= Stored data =
---

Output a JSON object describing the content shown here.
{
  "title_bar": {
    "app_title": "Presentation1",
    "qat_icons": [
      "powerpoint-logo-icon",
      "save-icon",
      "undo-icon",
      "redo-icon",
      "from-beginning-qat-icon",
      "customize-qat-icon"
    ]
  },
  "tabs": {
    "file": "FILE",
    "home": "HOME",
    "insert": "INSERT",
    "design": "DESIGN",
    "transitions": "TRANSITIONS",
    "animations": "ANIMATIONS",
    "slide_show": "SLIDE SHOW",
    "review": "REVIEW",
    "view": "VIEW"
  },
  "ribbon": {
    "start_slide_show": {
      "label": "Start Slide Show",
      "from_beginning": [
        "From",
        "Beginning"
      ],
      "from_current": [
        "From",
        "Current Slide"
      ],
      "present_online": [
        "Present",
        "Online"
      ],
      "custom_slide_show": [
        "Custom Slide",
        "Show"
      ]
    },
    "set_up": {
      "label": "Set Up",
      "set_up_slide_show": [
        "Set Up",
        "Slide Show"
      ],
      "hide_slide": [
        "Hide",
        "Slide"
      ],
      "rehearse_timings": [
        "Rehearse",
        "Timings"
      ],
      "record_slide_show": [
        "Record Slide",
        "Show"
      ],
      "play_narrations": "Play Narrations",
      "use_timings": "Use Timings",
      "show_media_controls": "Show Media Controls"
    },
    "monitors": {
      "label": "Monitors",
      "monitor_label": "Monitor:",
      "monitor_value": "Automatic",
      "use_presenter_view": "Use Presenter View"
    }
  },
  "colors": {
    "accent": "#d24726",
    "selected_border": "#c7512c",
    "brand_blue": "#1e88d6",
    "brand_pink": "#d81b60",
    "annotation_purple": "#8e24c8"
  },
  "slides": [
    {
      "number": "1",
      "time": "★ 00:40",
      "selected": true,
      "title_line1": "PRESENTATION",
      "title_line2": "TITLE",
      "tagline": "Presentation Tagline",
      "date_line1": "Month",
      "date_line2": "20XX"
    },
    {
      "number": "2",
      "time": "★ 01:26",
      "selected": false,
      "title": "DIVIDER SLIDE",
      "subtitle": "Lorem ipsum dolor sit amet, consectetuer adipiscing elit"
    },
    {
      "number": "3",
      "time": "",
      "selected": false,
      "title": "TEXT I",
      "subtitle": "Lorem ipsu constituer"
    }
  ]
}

---

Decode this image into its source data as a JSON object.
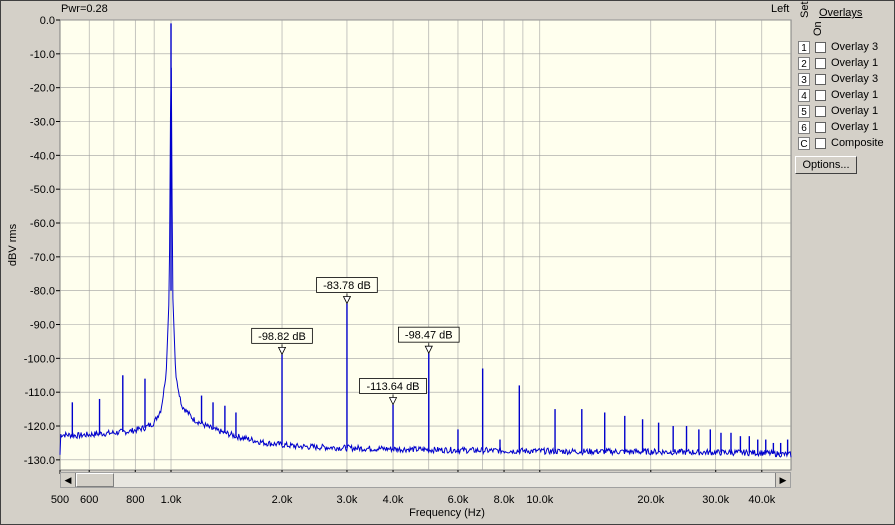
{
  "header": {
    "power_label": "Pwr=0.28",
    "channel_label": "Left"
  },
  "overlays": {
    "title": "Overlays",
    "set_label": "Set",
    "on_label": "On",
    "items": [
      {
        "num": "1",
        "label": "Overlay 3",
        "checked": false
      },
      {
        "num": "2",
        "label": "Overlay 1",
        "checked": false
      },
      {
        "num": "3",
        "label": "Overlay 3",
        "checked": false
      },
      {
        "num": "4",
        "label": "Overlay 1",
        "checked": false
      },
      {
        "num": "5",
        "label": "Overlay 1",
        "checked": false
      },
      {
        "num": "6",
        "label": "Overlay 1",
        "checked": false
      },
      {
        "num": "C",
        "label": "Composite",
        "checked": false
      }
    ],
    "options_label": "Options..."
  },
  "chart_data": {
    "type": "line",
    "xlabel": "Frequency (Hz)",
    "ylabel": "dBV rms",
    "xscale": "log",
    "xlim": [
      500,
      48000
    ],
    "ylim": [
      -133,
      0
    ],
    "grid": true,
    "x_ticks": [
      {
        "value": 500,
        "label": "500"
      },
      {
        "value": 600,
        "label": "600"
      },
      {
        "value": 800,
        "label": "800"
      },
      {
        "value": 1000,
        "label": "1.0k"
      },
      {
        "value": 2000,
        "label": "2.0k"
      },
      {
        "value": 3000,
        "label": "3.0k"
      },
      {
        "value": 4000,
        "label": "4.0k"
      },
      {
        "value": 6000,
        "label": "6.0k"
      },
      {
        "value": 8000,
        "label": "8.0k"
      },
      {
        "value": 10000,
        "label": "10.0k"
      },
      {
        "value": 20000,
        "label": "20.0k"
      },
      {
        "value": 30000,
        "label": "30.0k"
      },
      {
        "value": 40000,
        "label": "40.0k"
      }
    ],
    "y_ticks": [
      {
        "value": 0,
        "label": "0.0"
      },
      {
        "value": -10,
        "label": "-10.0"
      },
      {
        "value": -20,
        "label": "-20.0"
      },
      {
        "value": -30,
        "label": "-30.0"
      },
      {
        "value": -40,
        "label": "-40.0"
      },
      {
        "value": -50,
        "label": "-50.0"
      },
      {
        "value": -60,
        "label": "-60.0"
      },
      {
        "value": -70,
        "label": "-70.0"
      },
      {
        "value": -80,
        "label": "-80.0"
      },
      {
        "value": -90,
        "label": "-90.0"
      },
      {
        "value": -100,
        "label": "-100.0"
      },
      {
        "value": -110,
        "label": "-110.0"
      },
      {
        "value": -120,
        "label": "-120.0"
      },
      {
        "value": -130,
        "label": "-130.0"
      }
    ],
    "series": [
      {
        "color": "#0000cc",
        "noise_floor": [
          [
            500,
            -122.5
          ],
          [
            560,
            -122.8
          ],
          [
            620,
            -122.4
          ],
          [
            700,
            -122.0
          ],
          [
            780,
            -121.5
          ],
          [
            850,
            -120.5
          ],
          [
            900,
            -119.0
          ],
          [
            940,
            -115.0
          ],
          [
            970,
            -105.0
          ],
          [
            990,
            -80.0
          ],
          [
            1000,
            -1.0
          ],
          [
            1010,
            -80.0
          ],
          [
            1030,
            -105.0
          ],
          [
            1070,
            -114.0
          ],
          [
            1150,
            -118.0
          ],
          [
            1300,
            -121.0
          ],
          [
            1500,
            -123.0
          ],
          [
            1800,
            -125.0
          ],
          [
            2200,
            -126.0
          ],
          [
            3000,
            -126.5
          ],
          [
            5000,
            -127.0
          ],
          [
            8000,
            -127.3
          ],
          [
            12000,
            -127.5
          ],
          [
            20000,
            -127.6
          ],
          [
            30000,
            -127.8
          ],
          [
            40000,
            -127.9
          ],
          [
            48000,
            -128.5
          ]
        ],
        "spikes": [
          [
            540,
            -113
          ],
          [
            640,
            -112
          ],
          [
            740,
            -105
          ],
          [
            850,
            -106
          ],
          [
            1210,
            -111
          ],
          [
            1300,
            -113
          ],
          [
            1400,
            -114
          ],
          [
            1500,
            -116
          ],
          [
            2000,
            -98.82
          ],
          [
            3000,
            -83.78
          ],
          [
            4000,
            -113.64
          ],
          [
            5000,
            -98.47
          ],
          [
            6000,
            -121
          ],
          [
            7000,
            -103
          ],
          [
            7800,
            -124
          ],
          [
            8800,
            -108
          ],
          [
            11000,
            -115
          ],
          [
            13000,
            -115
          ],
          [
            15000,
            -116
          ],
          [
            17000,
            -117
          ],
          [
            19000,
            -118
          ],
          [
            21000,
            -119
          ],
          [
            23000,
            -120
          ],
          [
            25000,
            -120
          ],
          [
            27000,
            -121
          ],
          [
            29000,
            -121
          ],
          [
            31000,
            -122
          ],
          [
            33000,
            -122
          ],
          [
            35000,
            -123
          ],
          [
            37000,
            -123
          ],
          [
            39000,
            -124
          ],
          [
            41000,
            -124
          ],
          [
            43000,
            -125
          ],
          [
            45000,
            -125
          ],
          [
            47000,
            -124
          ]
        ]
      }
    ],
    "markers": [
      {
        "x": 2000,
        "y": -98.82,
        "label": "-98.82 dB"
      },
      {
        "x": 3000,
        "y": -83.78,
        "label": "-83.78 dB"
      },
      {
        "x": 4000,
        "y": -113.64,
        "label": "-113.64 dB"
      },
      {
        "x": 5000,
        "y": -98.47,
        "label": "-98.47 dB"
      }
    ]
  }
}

---

= Given instruction =
Copy each line above where the string "subtitle" occurs.

= Completed task =
      "subtitle": "Lorem ipsum dolor sit amet, consectetuer adipiscing elit"
      "subtitle": "Lorem ipsu constituer"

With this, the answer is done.